▶ **WHAT YOU SHOULD DO**: Print the listing below exactly.

▶ **DATA EXCERPTS**:
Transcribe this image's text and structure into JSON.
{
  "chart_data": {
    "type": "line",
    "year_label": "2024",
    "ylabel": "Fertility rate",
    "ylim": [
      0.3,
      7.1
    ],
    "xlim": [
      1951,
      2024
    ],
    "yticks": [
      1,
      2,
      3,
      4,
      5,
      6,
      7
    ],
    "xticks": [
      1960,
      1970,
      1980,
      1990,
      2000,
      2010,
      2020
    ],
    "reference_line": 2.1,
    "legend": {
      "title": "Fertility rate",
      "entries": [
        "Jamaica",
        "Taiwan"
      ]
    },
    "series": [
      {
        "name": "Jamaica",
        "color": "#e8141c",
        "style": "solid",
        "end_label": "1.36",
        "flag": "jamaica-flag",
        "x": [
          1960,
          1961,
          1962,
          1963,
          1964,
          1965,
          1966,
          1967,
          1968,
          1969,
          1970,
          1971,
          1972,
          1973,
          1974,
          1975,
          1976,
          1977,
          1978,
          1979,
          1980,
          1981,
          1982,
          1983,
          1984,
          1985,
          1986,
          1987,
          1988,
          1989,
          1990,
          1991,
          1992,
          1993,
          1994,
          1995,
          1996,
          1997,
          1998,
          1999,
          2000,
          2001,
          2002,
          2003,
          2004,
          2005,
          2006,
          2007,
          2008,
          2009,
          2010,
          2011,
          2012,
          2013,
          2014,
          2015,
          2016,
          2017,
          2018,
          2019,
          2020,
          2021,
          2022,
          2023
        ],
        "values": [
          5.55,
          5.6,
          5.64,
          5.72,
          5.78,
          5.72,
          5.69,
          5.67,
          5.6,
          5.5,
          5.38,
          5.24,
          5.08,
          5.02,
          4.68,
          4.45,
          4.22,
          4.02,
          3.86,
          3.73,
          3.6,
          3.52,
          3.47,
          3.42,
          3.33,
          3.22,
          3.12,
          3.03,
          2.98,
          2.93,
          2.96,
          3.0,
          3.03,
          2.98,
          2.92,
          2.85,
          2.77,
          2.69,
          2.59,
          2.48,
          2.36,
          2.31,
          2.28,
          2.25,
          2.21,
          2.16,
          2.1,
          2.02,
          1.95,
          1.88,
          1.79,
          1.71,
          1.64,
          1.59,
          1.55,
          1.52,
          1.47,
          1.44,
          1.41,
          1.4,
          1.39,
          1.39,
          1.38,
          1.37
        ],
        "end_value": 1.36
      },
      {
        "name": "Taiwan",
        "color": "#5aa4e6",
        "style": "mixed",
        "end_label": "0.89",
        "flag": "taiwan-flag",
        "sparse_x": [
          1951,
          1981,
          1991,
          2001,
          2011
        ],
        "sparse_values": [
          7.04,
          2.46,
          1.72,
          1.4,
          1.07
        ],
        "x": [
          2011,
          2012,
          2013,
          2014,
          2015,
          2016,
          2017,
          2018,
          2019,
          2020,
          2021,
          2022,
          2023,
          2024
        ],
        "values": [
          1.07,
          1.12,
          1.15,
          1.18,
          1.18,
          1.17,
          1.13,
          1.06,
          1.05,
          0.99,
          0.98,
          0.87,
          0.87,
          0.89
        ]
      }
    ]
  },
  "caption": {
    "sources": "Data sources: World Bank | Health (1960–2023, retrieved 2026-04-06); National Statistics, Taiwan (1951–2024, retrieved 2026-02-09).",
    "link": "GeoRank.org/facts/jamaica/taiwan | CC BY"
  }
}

▶ **SOLUTION BELOW**:
Transcribe this image's text and structure into JSON.
{
  "chart_data": {
    "type": "line",
    "year_label": "2024",
    "ylabel": "Fertility rate",
    "ylim": [
      0.3,
      7.1
    ],
    "xlim": [
      1951,
      2024
    ],
    "yticks": [
      1,
      2,
      3,
      4,
      5,
      6,
      7
    ],
    "xticks": [
      1960,
      1970,
      1980,
      1990,
      2000,
      2010,
      2020
    ],
    "reference_line": 2.1,
    "legend": {
      "title": "Fertility rate",
      "entries": [
        "Jamaica",
        "Taiwan"
      ]
    },
    "series": [
      {
        "name": "Jamaica",
        "color": "#e8141c",
        "style": "solid",
        "end_label": "1.36",
        "flag": "jamaica-flag",
        "x": [
          1960,
          1961,
          1962,
          1963,
          1964,
          1965,
          1966,
          1967,
          1968,
          1969,
          1970,
          1971,
          1972,
          1973,
          1974,
          1975,
          1976,
          1977,
          1978,
          1979,
          1980,
          1981,
          1982,
          1983,
          1984,
          1985,
          1986,
          1987,
          1988,
          1989,
          1990,
          1991,
          1992,
          1993,
          1994,
          1995,
          1996,
          1997,
          1998,
          1999,
          2000,
          2001,
          2002,
          2003,
          2004,
          2005,
          2006,
          2007,
          2008,
          2009,
          2010,
          2011,
          2012,
          2013,
          2014,
          2015,
          2016,
          2017,
          2018,
          2019,
          2020,
          2021,
          2022,
          2023
        ],
        "values": [
          5.55,
          5.6,
          5.64,
          5.72,
          5.78,
          5.72,
          5.69,
          5.67,
          5.6,
          5.5,
          5.38,
          5.24,
          5.08,
          5.02,
          4.68,
          4.45,
          4.22,
          4.02,
          3.86,
          3.73,
          3.6,
          3.52,
          3.47,
          3.42,
          3.33,
          3.22,
          3.12,
          3.03,
          2.98,
          2.93,
          2.96,
          3.0,
          3.03,
          2.98,
          2.92,
          2.85,
          2.77,
          2.69,
          2.59,
          2.48,
          2.36,
          2.31,
          2.28,
          2.25,
          2.21,
          2.16,
          2.1,
          2.02,
          1.95,
          1.88,
          1.79,
          1.71,
          1.64,
          1.59,
          1.55,
          1.52,
          1.47,
          1.44,
          1.41,
          1.4,
          1.39,
          1.39,
          1.38,
          1.37
        ],
        "end_value": 1.36
      },
      {
        "name": "Taiwan",
        "color": "#5aa4e6",
        "style": "mixed",
        "end_label": "0.89",
        "flag": "taiwan-flag",
        "sparse_x": [
          1951,
          1981,
          1991,
          2001,
          2011
        ],
        "sparse_values": [
          7.04,
          2.46,
          1.72,
          1.4,
          1.07
        ],
        "x": [
          2011,
          2012,
          2013,
          2014,
          2015,
          2016,
          2017,
          2018,
          2019,
          2020,
          2021,
          2022,
          2023,
          2024
        ],
        "values": [
          1.07,
          1.12,
          1.15,
          1.18,
          1.18,
          1.17,
          1.13,
          1.06,
          1.05,
          0.99,
          0.98,
          0.87,
          0.87,
          0.89
        ]
      }
    ]
  },
  "caption": {
    "sources": "Data sources: World Bank | Health (1960–2023, retrieved 2026-04-06); National Statistics, Taiwan (1951–2024, retrieved 2026-02-09).",
    "link": "GeoRank.org/facts/jamaica/taiwan | CC BY"
  }
}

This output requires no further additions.